**Stated goal**
Take every line that has the string "comments" and copy it out.

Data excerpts
------------------------

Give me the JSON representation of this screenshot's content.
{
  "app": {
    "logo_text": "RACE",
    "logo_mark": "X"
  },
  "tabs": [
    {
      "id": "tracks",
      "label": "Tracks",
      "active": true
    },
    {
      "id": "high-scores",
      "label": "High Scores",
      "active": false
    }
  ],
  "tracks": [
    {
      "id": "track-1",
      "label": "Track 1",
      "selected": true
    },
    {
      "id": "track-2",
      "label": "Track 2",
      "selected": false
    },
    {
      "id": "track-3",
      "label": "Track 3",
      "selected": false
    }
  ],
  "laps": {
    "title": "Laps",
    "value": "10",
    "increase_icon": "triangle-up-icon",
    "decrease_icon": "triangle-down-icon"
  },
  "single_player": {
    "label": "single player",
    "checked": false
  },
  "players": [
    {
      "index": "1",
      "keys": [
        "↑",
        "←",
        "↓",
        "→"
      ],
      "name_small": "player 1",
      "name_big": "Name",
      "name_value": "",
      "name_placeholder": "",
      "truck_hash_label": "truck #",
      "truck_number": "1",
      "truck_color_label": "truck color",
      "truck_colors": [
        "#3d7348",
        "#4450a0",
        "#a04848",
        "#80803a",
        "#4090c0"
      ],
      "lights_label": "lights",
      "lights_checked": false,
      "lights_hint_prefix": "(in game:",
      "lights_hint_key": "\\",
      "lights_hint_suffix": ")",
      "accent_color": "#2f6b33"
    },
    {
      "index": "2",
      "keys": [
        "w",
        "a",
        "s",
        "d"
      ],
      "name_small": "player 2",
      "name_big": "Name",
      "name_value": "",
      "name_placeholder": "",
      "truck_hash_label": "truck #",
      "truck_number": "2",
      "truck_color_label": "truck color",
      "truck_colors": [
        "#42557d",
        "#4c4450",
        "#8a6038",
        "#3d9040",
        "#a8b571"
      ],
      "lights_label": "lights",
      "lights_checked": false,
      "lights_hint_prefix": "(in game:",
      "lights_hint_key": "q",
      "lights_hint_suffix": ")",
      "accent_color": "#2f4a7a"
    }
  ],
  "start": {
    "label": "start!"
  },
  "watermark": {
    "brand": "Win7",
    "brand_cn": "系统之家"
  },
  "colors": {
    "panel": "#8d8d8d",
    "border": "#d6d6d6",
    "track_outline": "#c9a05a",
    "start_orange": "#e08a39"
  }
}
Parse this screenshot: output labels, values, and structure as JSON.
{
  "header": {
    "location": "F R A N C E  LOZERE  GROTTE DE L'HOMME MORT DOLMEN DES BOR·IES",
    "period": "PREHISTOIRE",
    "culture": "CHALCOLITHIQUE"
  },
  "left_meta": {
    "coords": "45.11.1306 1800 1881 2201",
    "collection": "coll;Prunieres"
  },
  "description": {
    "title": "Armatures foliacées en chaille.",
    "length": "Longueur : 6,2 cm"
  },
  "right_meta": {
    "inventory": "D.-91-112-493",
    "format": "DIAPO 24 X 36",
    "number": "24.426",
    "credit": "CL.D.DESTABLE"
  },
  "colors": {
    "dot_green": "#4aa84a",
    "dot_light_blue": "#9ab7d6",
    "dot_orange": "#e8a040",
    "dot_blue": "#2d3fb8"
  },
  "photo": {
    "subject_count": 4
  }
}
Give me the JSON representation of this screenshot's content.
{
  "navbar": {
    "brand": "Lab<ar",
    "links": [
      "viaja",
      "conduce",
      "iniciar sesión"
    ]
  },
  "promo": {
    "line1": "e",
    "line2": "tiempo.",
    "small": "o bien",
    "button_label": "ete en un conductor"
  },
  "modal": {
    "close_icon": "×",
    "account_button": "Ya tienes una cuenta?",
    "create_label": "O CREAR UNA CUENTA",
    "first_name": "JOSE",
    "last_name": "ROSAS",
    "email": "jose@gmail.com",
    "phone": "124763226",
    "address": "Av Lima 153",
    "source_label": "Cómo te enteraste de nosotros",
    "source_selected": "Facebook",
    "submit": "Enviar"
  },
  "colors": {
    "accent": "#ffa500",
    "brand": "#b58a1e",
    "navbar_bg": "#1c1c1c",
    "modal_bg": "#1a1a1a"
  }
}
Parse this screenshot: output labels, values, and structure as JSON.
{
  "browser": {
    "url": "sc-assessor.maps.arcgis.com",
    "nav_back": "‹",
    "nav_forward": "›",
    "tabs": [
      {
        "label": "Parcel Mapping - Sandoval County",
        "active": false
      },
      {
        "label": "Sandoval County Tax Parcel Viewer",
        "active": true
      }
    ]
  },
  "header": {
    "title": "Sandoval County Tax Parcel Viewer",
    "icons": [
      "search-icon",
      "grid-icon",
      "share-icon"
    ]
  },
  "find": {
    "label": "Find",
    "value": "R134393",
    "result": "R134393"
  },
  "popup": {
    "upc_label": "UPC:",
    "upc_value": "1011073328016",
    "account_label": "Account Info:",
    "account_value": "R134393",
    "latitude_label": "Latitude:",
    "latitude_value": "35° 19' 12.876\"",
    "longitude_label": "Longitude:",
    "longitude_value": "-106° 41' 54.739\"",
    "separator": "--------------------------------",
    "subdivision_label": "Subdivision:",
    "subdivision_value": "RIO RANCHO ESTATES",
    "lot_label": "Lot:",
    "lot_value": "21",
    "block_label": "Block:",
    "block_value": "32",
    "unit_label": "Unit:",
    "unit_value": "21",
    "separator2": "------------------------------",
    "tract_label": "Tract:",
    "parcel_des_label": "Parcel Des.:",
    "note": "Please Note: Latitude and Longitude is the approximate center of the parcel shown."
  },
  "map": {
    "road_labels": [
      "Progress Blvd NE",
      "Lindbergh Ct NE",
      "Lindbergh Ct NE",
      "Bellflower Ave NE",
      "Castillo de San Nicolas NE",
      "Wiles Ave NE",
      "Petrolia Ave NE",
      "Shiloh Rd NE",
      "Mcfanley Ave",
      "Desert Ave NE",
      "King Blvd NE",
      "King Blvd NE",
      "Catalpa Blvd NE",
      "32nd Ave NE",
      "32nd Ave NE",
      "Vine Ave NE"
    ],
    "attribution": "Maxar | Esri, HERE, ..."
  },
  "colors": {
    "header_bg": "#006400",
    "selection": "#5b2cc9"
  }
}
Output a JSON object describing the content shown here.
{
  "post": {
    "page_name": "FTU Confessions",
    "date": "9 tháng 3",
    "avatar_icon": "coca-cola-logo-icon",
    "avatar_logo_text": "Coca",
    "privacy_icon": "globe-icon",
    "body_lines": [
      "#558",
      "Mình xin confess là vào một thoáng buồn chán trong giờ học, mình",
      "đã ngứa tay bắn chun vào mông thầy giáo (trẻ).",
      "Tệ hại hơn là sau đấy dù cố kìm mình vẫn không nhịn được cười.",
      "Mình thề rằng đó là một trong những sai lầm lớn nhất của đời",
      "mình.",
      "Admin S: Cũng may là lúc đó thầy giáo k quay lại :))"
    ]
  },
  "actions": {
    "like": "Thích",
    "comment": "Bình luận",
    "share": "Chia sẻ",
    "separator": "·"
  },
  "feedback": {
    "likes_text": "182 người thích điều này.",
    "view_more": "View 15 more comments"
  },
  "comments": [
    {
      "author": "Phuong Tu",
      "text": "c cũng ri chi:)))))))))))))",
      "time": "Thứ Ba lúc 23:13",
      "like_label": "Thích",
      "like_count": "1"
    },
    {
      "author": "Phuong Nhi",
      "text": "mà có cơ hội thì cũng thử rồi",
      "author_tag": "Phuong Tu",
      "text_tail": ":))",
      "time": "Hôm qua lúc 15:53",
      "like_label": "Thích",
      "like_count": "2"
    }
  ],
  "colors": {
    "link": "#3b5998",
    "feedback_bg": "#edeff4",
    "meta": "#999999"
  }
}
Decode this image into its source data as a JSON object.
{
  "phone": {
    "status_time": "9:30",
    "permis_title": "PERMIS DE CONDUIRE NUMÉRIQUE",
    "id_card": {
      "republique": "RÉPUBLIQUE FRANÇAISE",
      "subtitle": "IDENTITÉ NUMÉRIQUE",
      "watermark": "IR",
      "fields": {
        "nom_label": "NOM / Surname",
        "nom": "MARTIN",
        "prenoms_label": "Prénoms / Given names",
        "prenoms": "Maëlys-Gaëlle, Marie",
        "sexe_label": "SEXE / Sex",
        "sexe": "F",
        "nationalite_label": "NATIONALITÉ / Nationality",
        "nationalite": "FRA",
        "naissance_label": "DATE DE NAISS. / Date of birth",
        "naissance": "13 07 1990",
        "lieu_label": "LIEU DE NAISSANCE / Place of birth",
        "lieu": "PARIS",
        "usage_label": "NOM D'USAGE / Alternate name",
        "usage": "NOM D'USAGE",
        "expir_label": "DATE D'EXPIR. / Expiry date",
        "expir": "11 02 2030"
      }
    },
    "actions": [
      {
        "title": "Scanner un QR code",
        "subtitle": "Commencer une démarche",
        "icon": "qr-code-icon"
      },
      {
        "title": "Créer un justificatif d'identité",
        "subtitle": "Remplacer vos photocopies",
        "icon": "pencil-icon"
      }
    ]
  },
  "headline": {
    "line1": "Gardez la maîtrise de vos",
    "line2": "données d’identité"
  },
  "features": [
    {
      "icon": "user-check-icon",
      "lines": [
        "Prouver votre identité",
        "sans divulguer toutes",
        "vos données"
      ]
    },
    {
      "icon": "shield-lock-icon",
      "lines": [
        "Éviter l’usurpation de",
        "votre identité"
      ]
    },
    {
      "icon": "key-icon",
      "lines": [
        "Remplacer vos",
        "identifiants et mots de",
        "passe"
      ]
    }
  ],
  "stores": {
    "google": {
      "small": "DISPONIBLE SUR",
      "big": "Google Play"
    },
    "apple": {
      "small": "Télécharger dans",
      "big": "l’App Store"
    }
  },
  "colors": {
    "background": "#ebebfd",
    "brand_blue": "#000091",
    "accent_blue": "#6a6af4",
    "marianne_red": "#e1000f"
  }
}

------------------------

**Expected output**
    "view_more": "View 15 more comments"
  "comments": [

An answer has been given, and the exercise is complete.